Exercise objective -> Reproduce the following lines word for word, beginning at the line that contains "Patent image size: (376, 457)." and stopping after the line that contains "The piston 62 is at (72, 203).".

Records ->

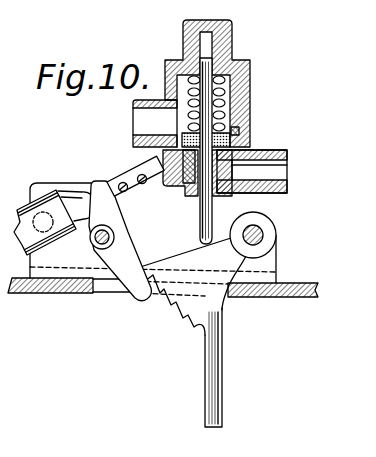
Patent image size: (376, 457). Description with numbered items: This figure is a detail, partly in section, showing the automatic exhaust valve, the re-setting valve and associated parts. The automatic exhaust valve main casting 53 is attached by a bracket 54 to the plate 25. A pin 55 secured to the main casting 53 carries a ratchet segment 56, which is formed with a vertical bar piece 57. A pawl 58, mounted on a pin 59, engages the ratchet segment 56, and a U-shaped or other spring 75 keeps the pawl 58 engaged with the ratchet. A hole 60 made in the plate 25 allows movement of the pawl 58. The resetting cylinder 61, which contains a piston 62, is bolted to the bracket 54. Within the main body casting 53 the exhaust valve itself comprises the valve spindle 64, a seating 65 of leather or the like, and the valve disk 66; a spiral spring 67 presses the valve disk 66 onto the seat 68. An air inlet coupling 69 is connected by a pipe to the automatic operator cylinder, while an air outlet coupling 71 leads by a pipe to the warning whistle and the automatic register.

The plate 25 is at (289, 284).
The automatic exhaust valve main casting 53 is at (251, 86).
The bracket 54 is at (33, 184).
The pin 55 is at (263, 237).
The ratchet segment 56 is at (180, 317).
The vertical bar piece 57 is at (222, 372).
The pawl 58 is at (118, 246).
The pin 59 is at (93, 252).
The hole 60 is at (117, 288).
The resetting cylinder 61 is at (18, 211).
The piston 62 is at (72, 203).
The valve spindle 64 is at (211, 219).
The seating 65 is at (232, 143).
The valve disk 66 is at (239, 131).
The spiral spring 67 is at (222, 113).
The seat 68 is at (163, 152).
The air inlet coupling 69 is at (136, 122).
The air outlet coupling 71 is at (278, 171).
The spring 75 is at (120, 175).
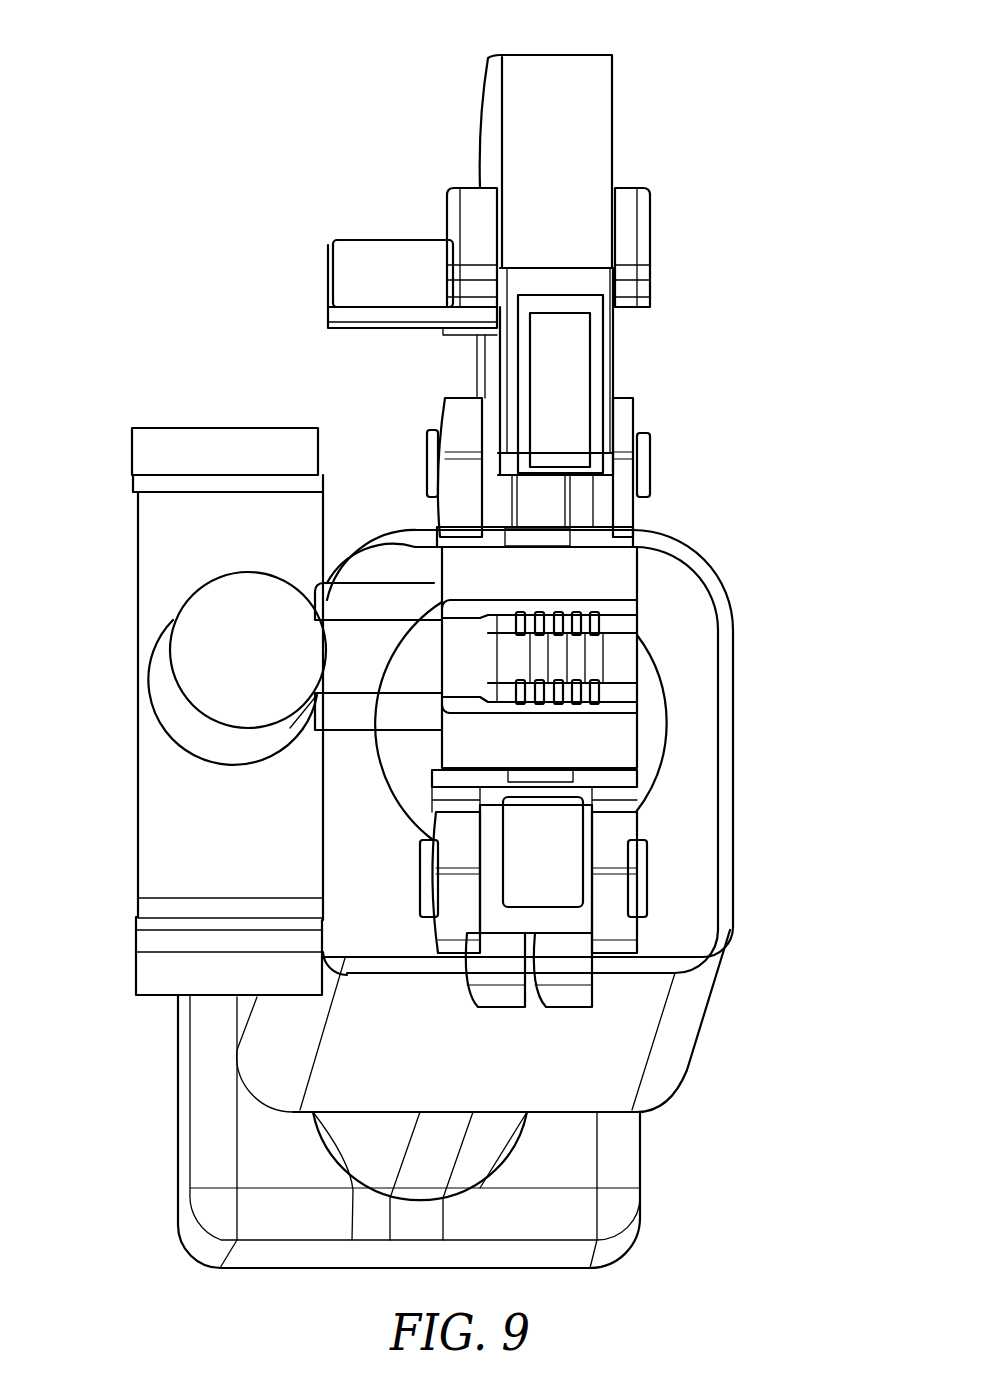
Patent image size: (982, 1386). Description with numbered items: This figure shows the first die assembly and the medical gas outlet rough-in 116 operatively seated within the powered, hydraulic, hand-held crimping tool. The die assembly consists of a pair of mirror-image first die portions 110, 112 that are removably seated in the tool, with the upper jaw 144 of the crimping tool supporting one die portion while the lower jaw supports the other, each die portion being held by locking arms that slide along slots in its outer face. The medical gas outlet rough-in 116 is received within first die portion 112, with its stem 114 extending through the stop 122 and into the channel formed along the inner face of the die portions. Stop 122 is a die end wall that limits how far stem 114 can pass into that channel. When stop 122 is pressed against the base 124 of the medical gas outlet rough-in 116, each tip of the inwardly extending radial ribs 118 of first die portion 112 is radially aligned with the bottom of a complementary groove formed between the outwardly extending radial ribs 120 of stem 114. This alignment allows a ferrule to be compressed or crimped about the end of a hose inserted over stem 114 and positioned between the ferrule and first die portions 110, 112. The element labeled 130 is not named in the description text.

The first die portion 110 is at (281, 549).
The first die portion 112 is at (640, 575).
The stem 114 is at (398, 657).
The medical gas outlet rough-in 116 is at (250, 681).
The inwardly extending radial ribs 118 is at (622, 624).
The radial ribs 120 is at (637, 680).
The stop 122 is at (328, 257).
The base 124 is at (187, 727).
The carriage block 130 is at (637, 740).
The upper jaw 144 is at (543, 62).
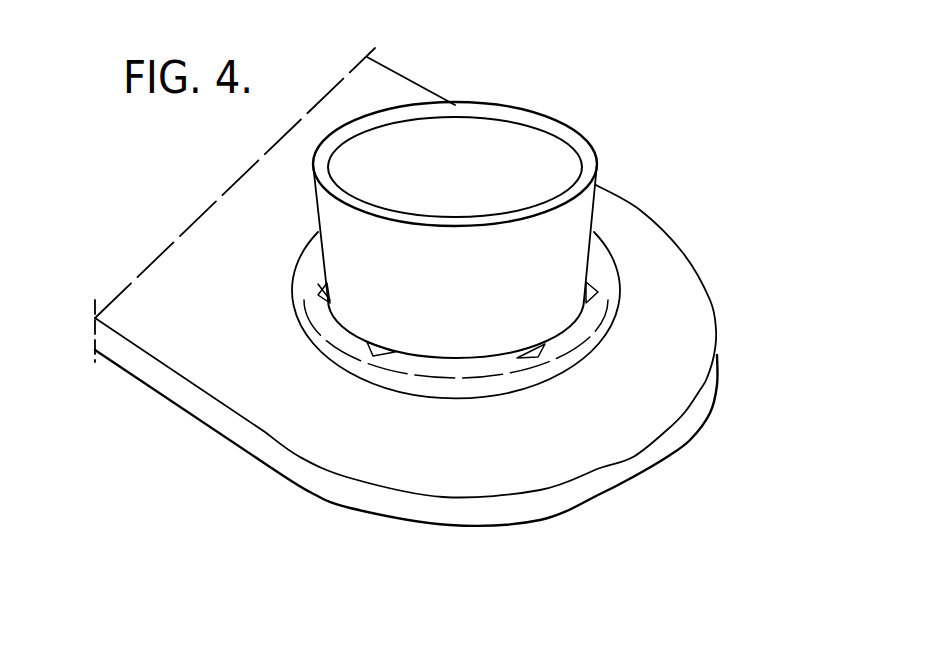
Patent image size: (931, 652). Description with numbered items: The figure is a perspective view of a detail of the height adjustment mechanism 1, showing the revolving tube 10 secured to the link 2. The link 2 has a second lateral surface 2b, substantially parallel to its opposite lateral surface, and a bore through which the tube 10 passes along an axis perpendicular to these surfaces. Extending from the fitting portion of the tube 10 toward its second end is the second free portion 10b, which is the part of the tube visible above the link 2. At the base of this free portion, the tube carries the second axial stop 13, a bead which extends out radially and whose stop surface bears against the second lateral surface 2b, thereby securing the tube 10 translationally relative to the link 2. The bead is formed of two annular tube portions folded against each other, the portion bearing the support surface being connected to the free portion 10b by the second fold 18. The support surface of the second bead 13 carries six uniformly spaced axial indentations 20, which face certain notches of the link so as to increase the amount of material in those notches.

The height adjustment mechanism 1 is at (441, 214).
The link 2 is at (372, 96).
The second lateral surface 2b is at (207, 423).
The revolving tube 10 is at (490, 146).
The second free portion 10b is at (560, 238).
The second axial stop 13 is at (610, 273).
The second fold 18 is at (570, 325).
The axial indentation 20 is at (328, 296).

--

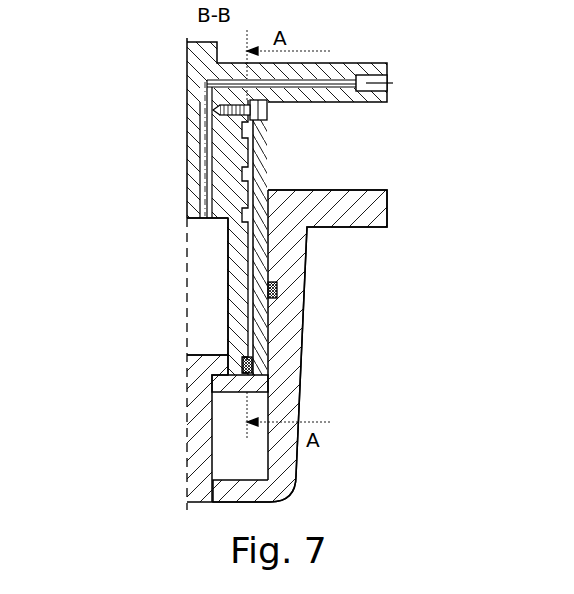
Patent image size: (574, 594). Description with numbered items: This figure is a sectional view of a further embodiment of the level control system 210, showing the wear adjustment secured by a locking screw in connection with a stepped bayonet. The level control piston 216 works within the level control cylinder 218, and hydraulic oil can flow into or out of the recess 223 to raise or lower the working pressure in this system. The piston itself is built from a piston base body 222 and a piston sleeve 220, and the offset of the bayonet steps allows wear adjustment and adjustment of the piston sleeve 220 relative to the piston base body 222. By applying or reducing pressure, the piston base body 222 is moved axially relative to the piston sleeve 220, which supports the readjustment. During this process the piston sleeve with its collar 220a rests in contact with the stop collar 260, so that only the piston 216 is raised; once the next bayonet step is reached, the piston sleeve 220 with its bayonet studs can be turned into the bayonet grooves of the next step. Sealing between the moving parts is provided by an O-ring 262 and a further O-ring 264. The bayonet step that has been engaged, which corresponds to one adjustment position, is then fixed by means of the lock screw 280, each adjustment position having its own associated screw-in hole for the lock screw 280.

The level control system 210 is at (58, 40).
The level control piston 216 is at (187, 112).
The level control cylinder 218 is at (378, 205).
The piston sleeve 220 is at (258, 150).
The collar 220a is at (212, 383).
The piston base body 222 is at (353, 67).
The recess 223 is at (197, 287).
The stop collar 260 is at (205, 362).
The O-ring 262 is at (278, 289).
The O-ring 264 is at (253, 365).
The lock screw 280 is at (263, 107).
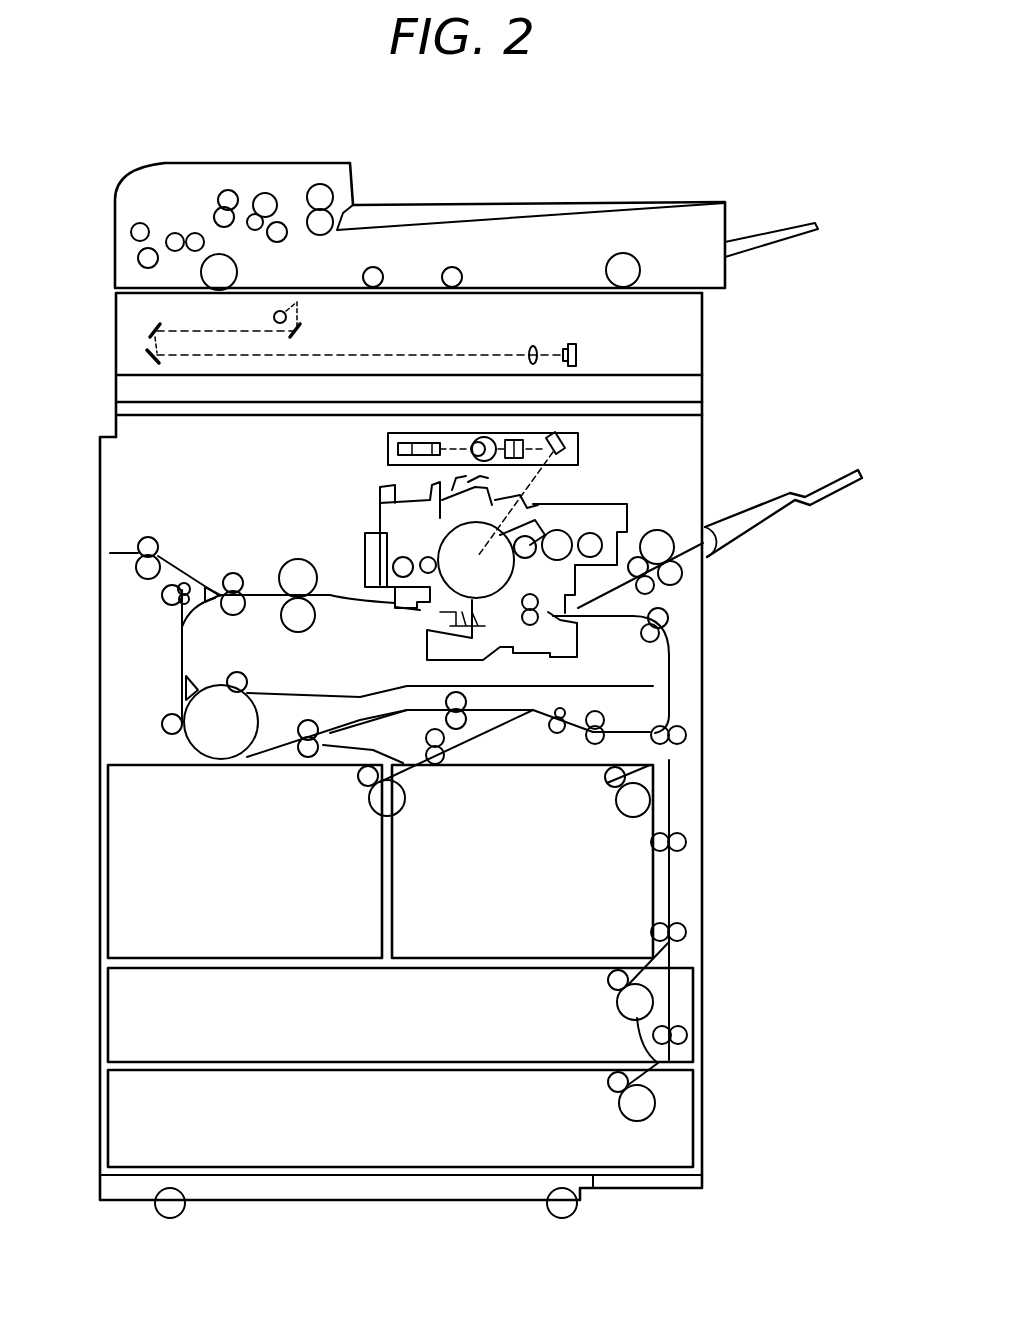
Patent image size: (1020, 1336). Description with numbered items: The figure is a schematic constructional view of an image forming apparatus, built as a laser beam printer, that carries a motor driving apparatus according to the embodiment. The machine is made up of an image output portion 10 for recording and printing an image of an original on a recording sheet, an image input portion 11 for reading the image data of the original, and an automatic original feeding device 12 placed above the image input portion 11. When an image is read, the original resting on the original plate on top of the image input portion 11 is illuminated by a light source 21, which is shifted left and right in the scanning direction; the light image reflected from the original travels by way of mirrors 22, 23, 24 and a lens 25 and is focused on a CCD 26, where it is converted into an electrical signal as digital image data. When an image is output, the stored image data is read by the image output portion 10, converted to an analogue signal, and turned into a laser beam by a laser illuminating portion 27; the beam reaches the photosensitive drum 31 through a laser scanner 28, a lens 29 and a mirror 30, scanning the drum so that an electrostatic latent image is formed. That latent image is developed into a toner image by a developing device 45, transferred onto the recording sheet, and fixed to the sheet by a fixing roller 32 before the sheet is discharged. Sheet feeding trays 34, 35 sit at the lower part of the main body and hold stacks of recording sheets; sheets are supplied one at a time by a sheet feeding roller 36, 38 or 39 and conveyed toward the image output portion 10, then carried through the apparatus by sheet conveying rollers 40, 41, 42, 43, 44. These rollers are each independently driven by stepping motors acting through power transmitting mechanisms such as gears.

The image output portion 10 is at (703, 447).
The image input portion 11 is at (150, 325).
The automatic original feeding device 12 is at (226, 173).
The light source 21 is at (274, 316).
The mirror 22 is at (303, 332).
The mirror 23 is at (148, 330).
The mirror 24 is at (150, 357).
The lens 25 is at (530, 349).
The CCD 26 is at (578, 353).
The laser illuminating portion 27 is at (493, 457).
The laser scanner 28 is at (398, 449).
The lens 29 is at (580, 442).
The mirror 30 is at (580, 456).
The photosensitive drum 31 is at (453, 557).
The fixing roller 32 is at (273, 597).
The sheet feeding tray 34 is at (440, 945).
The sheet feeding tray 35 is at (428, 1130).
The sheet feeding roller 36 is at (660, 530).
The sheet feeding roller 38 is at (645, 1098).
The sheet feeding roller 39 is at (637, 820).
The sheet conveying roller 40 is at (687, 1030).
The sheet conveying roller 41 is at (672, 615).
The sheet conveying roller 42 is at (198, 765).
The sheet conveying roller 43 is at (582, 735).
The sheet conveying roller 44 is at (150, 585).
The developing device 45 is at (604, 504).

...

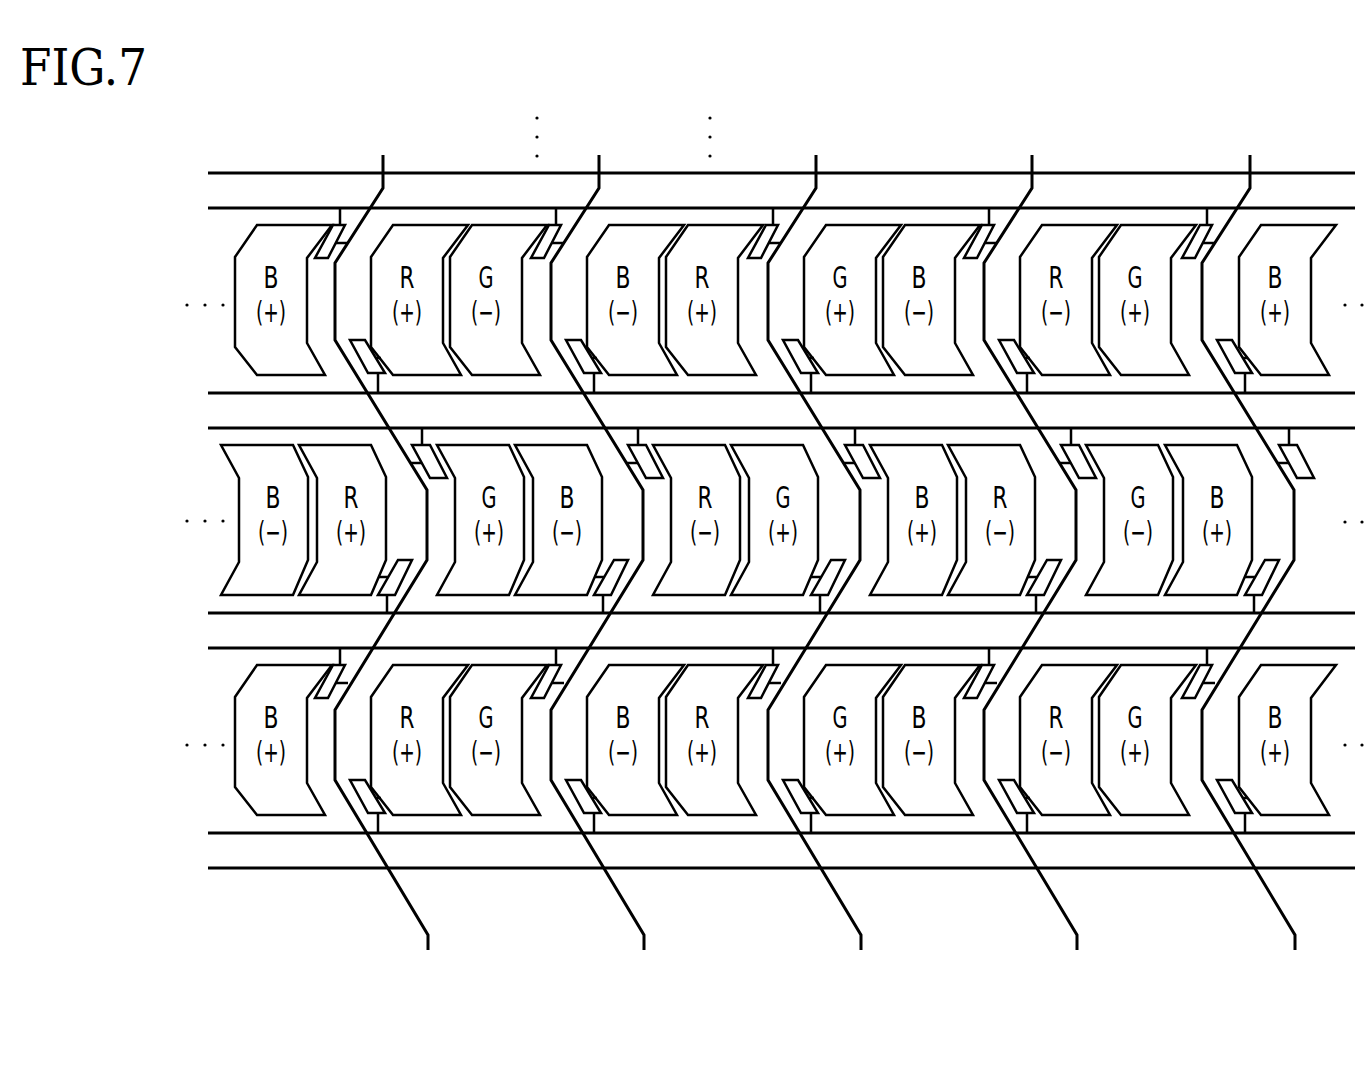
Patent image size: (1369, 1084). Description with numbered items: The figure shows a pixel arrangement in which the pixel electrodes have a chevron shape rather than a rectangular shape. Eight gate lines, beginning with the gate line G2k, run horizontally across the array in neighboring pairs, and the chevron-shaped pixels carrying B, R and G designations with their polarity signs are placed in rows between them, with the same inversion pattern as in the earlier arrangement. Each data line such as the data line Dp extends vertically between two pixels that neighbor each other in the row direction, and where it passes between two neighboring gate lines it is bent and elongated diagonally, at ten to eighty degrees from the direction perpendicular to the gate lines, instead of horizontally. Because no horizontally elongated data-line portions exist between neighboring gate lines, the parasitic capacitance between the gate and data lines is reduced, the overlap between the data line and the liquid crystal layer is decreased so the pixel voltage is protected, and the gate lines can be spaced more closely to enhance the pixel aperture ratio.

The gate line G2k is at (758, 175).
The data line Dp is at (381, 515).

Solution for this exercise ->
Patent image size: (376, 457). Description with numbered items: This figure is a detail, partly in section, showing the automatic exhaust valve, the re-setting valve and associated parts. The automatic exhaust valve main casting 53 is attached by a bracket 54 to the plate 25. A pin 55 secured to the main casting 53 carries a ratchet segment 56, which is formed with a vertical bar piece 57. A pawl 58, mounted on a pin 59, engages the ratchet segment 56, and a U-shaped or other spring 75 keeps the pawl 58 engaged with the ratchet. A hole 60 made in the plate 25 allows movement of the pawl 58. The resetting cylinder 61, which contains a piston 62, is bolted to the bracket 54. Within the main body casting 53 the exhaust valve itself comprises the valve spindle 64, a seating 65 of leather or the like, and the valve disk 66; a spiral spring 67 presses the valve disk 66 onto the seat 68. An air inlet coupling 69 is connected by a pipe to the automatic operator cylinder, while an air outlet coupling 71 leads by a pipe to the warning whistle and the automatic register.

The plate 25 is at (289, 284).
The automatic exhaust valve main casting 53 is at (251, 86).
The bracket 54 is at (33, 184).
The pin 55 is at (263, 237).
The ratchet segment 56 is at (180, 317).
The vertical bar piece 57 is at (222, 372).
The pawl 58 is at (118, 246).
The pin 59 is at (93, 252).
The hole 60 is at (117, 288).
The resetting cylinder 61 is at (18, 211).
The piston 62 is at (72, 203).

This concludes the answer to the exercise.